THE PROBLEM
Return each line that holds the word "text".

[Entries from a dataset]
▼
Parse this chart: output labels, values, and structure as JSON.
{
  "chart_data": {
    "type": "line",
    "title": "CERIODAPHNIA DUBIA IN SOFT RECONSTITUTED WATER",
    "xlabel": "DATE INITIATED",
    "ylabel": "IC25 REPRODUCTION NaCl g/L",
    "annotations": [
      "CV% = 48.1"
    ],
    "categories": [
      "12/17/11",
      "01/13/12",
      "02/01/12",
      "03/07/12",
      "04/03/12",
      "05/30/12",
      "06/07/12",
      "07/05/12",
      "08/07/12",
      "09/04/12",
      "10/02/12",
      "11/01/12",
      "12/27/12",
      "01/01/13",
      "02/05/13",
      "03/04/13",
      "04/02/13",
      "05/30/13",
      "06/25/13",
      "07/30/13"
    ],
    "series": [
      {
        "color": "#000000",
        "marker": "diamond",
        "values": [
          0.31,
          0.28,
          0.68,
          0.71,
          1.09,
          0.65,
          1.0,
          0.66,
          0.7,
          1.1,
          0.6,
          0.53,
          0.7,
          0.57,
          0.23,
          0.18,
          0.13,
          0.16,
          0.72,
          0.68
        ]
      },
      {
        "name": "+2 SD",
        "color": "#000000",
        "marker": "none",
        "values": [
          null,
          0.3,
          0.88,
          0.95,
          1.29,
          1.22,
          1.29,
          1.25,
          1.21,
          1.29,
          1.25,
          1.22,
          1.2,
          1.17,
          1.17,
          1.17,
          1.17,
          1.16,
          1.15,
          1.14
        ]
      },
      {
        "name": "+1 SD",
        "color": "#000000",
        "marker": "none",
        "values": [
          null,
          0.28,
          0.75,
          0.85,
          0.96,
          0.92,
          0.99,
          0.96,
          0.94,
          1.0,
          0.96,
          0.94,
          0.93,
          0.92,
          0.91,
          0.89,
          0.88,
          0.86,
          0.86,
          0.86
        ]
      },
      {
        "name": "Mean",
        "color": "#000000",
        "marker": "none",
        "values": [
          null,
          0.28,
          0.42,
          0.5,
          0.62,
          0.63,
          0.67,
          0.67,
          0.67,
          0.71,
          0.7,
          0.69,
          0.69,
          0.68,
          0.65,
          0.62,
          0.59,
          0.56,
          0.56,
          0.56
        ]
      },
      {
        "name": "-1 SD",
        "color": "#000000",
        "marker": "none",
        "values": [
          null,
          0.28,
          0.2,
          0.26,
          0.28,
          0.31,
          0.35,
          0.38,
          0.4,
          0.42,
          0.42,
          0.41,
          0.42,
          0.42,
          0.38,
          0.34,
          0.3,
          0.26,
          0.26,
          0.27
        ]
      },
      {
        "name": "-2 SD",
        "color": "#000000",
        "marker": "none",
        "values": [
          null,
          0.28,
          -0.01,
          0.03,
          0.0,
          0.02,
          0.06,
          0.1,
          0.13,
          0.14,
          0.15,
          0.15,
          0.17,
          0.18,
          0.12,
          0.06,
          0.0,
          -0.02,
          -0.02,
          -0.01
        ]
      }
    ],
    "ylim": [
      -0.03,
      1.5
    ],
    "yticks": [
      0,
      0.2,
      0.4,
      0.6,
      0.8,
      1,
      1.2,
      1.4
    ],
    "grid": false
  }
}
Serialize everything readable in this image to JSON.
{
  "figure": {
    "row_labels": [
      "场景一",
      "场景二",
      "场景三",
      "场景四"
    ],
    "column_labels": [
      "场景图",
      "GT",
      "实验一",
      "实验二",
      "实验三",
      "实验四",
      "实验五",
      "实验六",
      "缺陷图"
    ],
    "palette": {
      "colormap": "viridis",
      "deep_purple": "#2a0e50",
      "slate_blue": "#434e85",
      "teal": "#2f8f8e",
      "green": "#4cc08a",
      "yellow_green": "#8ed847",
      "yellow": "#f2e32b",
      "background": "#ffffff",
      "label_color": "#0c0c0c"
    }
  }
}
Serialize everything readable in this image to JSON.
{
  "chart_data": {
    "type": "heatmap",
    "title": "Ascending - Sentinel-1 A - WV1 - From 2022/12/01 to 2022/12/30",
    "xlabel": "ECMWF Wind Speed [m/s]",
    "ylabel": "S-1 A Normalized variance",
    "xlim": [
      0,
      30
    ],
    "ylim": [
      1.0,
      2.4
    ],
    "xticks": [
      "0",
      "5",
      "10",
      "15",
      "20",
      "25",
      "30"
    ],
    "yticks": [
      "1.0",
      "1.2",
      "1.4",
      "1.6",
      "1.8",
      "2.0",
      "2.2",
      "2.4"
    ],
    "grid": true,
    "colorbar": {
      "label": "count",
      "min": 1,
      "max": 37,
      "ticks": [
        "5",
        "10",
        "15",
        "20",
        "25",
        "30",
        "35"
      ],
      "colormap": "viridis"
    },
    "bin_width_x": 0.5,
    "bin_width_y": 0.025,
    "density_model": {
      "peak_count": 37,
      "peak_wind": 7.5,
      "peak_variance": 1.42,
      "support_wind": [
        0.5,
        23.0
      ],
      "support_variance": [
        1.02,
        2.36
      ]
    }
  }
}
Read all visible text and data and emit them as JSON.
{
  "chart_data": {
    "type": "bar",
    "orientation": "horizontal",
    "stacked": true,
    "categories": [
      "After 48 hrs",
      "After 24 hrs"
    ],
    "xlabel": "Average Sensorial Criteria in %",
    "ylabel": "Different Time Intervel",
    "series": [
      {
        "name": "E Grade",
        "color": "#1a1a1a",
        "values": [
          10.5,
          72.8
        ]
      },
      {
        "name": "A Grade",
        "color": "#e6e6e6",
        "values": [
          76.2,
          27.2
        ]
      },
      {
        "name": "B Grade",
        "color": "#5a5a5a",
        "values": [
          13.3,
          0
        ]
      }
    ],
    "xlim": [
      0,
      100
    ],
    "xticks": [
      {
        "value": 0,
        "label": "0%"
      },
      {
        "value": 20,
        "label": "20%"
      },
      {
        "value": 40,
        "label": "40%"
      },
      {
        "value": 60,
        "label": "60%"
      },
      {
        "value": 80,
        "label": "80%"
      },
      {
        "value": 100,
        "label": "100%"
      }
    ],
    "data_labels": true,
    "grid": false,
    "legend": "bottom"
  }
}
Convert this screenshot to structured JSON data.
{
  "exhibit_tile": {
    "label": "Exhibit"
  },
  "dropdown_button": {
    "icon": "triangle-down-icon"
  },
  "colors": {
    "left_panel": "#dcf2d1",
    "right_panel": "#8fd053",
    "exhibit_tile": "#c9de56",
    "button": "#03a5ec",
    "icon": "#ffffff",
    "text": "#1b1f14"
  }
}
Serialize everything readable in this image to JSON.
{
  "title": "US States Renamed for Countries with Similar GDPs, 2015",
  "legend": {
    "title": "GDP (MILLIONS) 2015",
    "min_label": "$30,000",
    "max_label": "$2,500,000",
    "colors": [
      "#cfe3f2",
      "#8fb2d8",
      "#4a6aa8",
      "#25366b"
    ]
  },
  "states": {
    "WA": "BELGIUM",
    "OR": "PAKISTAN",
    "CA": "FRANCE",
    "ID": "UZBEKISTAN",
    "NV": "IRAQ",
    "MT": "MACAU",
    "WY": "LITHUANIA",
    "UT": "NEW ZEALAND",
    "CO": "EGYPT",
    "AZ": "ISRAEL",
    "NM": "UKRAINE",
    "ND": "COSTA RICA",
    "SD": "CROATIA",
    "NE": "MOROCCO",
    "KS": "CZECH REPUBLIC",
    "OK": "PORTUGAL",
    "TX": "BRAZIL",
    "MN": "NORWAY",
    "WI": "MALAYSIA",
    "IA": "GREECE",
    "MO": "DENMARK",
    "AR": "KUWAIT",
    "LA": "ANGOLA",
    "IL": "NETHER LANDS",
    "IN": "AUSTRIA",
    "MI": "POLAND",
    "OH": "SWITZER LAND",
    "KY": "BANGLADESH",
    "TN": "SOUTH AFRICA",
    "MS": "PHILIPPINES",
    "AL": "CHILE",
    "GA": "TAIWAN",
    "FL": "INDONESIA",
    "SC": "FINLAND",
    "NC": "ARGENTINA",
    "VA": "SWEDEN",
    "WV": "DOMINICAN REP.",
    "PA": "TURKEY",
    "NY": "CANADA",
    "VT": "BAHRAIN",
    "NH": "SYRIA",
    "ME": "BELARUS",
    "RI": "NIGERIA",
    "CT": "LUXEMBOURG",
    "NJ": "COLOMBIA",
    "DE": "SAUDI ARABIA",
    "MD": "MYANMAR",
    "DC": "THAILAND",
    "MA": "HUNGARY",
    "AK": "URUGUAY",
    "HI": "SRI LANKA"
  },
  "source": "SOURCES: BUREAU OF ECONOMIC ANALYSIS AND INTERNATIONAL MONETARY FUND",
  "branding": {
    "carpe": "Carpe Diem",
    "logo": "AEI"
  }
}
▲
THE OUTPUT
Read all visible text and data and emit them as JSON.
    "text": "#1b1f14"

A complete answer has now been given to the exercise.